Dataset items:
— start —
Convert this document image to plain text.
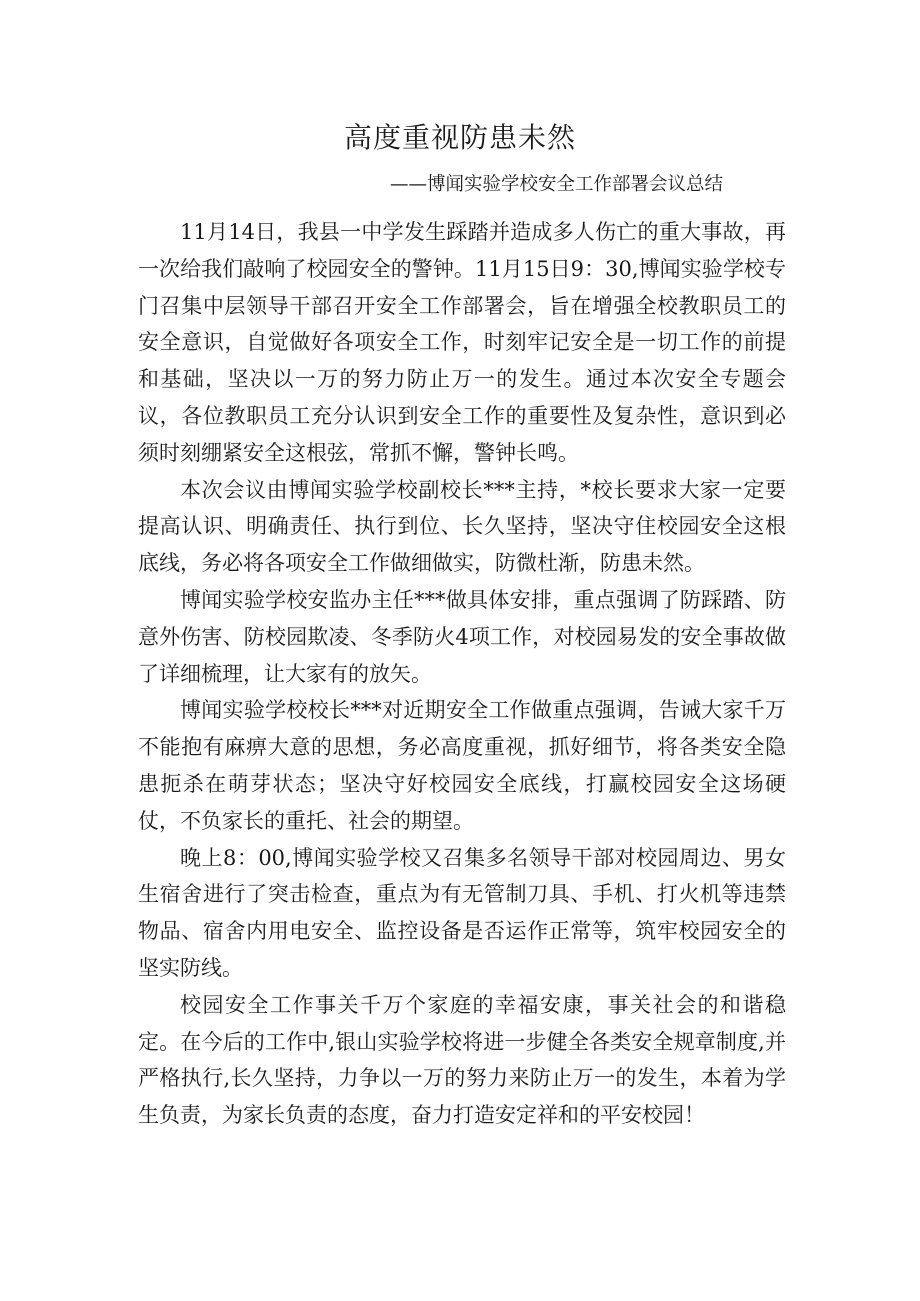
高度重视防患未然
——博闻实验学校安全工作部署会议总结

11月14日，我县一中学发生踩踏并造成多人伤亡的重大事故，再一次给我们敲响了校园安全的警钟。11月15日9：30,博闻实验学校专门召集中层领导干部召开安全工作部署会，旨在增强全校教职员工的安全意识，自觉做好各项安全工作，时刻牢记安全是一切工作的前提和基础，坚决以一万的努力防止万一的发生。通过本次安全专题会议，各位教职员工充分认识到安全工作的重要性及复杂性，意识到必须时刻绷紧安全这根弦，常抓不懈，警钟长鸣。

本次会议由博闻实验学校副校长***主持，*校长要求大家一定要提高认识、明确责任、执行到位、长久坚持，坚决守住校园安全这根底线，务必将各项安全工作做细做实，防微杜渐，防患未然。

博闻实验学校安监办主任***做具体安排，重点强调了防踩踏、防意外伤害、防校园欺凌、冬季防火4项工作，对校园易发的安全事故做了详细梳理，让大家有的放矢。

博闻实验学校校长***对近期安全工作做重点强调，告诫大家千万不能抱有麻痹大意的思想，务必高度重视，抓好细节，将各类安全隐患扼杀在萌芽状态；坚决守好校园安全底线，打赢校园安全这场硬仗，不负家长的重托、社会的期望。

晚上8：00,博闻实验学校又召集多名领导干部对校园周边、男女生宿舍进行了突击检查，重点为有无管制刀具、手机、打火机等违禁物品、宿舍内用电安全、监控设备是否运作正常等，筑牢校园安全的坚实防线。

校园安全工作事关千万个家庭的幸福安康，事关社会的和谐稳定。在今后的工作中,银山实验学校将进一步健全各类安全规章制度,并严格执行,长久坚持，力争以一万的努力来防止万一的发生，本着为学生负责，为家长负责的态度，奋力打造安定祥和的平安校园！
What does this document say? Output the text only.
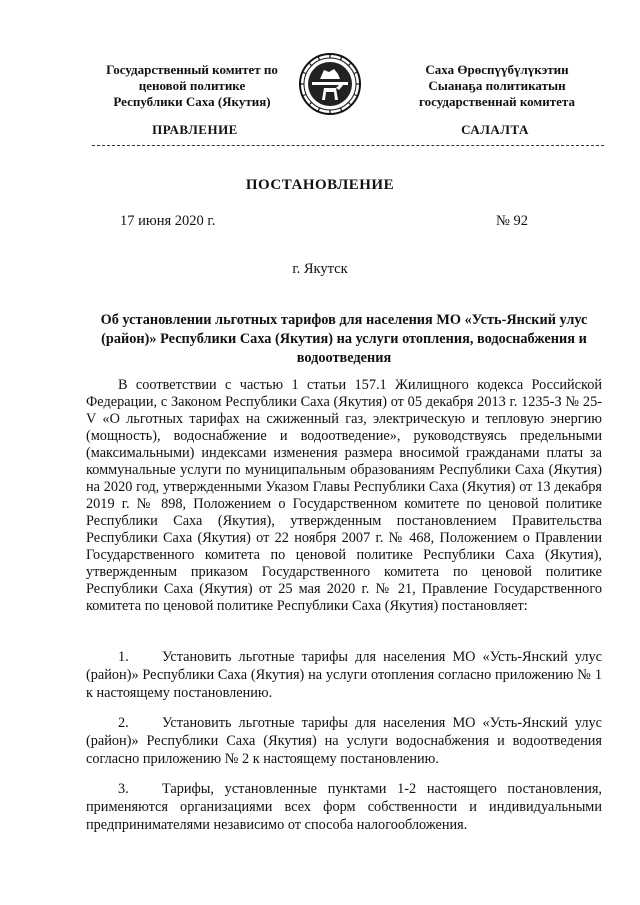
Государственный комитет по
ценовой политике
Республики Саха (Якутия)
Саха Өрөспүүбүлүкэтин
Сыанаҕа политикатын
государственнай комитета
ПРАВЛЕНИЕ	САЛАЛТА
ПОСТАНОВЛЕНИЕ
17 июня 2020 г.	№ 92
г. Якутск
Об установлении льготных тарифов для населения МО «Усть-Янский улус (район)» Республики Саха (Якутия) на услуги отопления, водоснабжения и водоотведения

В соответствии с частью 1 статьи 157.1 Жилищного кодекса Российской Федерации, с Законом Республики Саха (Якутия) от 05 декабря 2013 г. 1235-З № 25-V «О льготных тарифах на сжиженный газ, электрическую и тепловую энергию (мощность), водоснабжение и водоотведение», руководствуясь предельными (максимальными) индексами изменения размера вносимой гражданами платы за коммунальные услуги по муниципальным образованиям Республики Саха (Якутия) на 2020 год, утвержденными Указом Главы Республики Саха (Якутия) от 13 декабря 2019 г. № 898, Положением о Государственном комитете по ценовой политике Республики Саха (Якутия), утвержденным постановлением Правительства Республики Саха (Якутия) от 22 ноября 2007 г. № 468, Положением о Правлении Государственного комитета по ценовой политике Республики Саха (Якутия), утвержденным приказом Государственного комитета по ценовой политике Республики Саха (Якутия) от 25 мая 2020 г. № 21, Правление Государственного комитета по ценовой политике Республики Саха (Якутия) постановляет:

1. Установить льготные тарифы для населения МО «Усть-Янский улус (район)» Республики Саха (Якутия) на услуги отопления согласно приложению № 1 к настоящему постановлению.

2. Установить льготные тарифы для населения МО «Усть-Янский улус (район)» Республики Саха (Якутия) на услуги водоснабжения и водоотведения согласно приложению № 2 к настоящему постановлению.

3. Тарифы, установленные пунктами 1-2 настоящего постановления, применяются организациями всех форм собственности и индивидуальными предпринимателями независимо от способа налогообложения.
— end —
Exercise goal
Will you restate every entry word for word and omit the images?

Reply to the task
Convert this document image to plain text.
高度重视防患未然
——博闻实验学校安全工作部署会议总结

11月14日，我县一中学发生踩踏并造成多人伤亡的重大事故，再一次给我们敲响了校园安全的警钟。11月15日9：30,博闻实验学校专门召集中层领导干部召开安全工作部署会，旨在增强全校教职员工的安全意识，自觉做好各项安全工作，时刻牢记安全是一切工作的前提和基础，坚决以一万的努力防止万一的发生。通过本次安全专题会议，各位教职员工充分认识到安全工作的重要性及复杂性，意识到必须时刻绷紧安全这根弦，常抓不懈，警钟长鸣。

本次会议由博闻实验学校副校长***主持，*校长要求大家一定要提高认识、明确责任、执行到位、长久坚持，坚决守住校园安全这根底线，务必将各项安全工作做细做实，防微杜渐，防患未然。

博闻实验学校安监办主任***做具体安排，重点强调了防踩踏、防意外伤害、防校园欺凌、冬季防火4项工作，对校园易发的安全事故做了详细梳理，让大家有的放矢。

博闻实验学校校长***对近期安全工作做重点强调，告诫大家千万不能抱有麻痹大意的思想，务必高度重视，抓好细节，将各类安全隐患扼杀在萌芽状态；坚决守好校园安全底线，打赢校园安全这场硬仗，不负家长的重托、社会的期望。

晚上8：00,博闻实验学校又召集多名领导干部对校园周边、男女生宿舍进行了突击检查，重点为有无管制刀具、手机、打火机等违禁物品、宿舍内用电安全、监控设备是否运作正常等，筑牢校园安全的坚实防线。

校园安全工作事关千万个家庭的幸福安康，事关社会的和谐稳定。在今后的工作中,银山实验学校将进一步健全各类安全规章制度,并严格执行,长久坚持，力争以一万的努力来防止万一的发生，本着为学生负责，为家长负责的态度，奋力打造安定祥和的平安校园！
What does this document say? Output the text only.
Государственный комитет по
ценовой политике
Республики Саха (Якутия)
Саха Өрөспүүбүлүкэтин
Сыанаҕа политикатын
государственнай комитета
ПРАВЛЕНИЕ	САЛАЛТА
ПОСТАНОВЛЕНИЕ
17 июня 2020 г.	№ 92
г. Якутск
Об установлении льготных тарифов для населения МО «Усть-Янский улус (район)» Республики Саха (Якутия) на услуги отопления, водоснабжения и водоотведения

В соответствии с частью 1 статьи 157.1 Жилищного кодекса Российской Федерации, с Законом Республики Саха (Якутия) от 05 декабря 2013 г. 1235-З № 25-V «О льготных тарифах на сжиженный газ, электрическую и тепловую энергию (мощность), водоснабжение и водоотведение», руководствуясь предельными (максимальными) индексами изменения размера вносимой гражданами платы за коммунальные услуги по муниципальным образованиям Республики Саха (Якутия) на 2020 год, утвержденными Указом Главы Республики Саха (Якутия) от 13 декабря 2019 г. № 898, Положением о Государственном комитете по ценовой политике Республики Саха (Якутия), утвержденным постановлением Правительства Республики Саха (Якутия) от 22 ноября 2007 г. № 468, Положением о Правлении Государственного комитета по ценовой политике Республики Саха (Якутия), утвержденным приказом Государственного комитета по ценовой политике Республики Саха (Якутия) от 25 мая 2020 г. № 21, Правление Государственного комитета по ценовой политике Республики Саха (Якутия) постановляет:

1. Установить льготные тарифы для населения МО «Усть-Янский улус (район)» Республики Саха (Якутия) на услуги отопления согласно приложению № 1 к настоящему постановлению.

2. Установить льготные тарифы для населения МО «Усть-Янский улус (район)» Республики Саха (Якутия) на услуги водоснабжения и водоотведения согласно приложению № 2 к настоящему постановлению.

3. Тарифы, установленные пунктами 1-2 настоящего постановления, применяются организациями всех форм собственности и индивидуальными предпринимателями независимо от способа налогообложения.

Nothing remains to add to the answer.